Required task — Check each line for the string "Lieblingsb", then give only how many lines have it.

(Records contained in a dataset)
|---|
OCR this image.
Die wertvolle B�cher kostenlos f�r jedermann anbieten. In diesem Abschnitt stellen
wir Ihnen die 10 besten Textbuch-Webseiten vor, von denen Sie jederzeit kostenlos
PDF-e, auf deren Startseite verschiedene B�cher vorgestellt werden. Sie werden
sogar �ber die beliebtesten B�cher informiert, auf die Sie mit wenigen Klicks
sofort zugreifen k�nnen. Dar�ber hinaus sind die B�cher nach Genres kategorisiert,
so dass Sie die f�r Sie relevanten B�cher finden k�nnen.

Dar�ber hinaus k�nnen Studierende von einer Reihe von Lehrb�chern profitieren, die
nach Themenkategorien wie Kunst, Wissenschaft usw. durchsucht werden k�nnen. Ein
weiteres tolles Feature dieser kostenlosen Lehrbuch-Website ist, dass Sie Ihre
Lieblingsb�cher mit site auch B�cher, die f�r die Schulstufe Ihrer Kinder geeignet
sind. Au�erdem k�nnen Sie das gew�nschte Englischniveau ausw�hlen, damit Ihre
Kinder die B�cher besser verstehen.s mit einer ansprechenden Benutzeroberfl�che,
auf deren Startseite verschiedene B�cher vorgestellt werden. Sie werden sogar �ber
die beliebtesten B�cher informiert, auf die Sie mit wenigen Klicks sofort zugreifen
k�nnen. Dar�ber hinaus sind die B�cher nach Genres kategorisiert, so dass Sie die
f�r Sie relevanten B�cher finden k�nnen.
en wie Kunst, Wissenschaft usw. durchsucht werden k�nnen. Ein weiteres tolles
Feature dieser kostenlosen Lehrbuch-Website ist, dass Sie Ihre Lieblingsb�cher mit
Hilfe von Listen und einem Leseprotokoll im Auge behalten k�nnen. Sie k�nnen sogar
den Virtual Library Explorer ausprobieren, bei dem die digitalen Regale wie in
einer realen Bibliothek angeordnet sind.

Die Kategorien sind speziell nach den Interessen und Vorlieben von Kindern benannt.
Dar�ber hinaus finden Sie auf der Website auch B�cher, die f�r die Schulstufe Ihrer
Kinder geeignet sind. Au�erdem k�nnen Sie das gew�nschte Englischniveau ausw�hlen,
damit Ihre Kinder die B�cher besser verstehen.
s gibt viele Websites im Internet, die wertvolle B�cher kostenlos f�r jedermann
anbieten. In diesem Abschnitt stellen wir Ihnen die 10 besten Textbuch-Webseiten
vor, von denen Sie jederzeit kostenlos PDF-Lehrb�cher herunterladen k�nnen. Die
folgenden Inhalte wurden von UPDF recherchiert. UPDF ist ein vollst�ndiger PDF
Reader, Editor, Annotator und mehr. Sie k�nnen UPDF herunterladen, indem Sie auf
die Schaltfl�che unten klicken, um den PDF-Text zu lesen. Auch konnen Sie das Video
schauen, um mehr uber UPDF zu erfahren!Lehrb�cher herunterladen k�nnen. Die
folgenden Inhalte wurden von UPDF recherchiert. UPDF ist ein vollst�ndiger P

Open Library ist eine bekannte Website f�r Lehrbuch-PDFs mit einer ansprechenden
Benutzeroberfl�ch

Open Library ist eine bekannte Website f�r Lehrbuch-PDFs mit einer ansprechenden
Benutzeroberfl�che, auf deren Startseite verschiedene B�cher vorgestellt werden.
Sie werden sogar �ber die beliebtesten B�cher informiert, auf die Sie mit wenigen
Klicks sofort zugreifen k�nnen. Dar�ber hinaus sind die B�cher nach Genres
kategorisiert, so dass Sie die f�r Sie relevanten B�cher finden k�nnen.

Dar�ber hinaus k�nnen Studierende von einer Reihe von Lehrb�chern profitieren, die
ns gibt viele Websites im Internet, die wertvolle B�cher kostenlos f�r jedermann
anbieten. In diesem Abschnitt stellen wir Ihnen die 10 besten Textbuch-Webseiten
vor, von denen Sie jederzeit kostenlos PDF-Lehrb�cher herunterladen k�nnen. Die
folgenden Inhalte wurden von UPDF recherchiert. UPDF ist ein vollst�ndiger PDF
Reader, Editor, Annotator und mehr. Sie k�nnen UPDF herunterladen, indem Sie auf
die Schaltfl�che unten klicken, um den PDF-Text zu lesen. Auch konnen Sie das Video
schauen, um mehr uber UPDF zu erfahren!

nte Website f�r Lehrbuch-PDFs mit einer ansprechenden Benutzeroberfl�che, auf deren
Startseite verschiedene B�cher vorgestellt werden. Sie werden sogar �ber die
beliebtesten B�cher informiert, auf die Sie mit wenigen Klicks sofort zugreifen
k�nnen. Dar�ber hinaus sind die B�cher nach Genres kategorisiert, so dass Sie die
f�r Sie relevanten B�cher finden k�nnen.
|---|
Response to the exercise — 2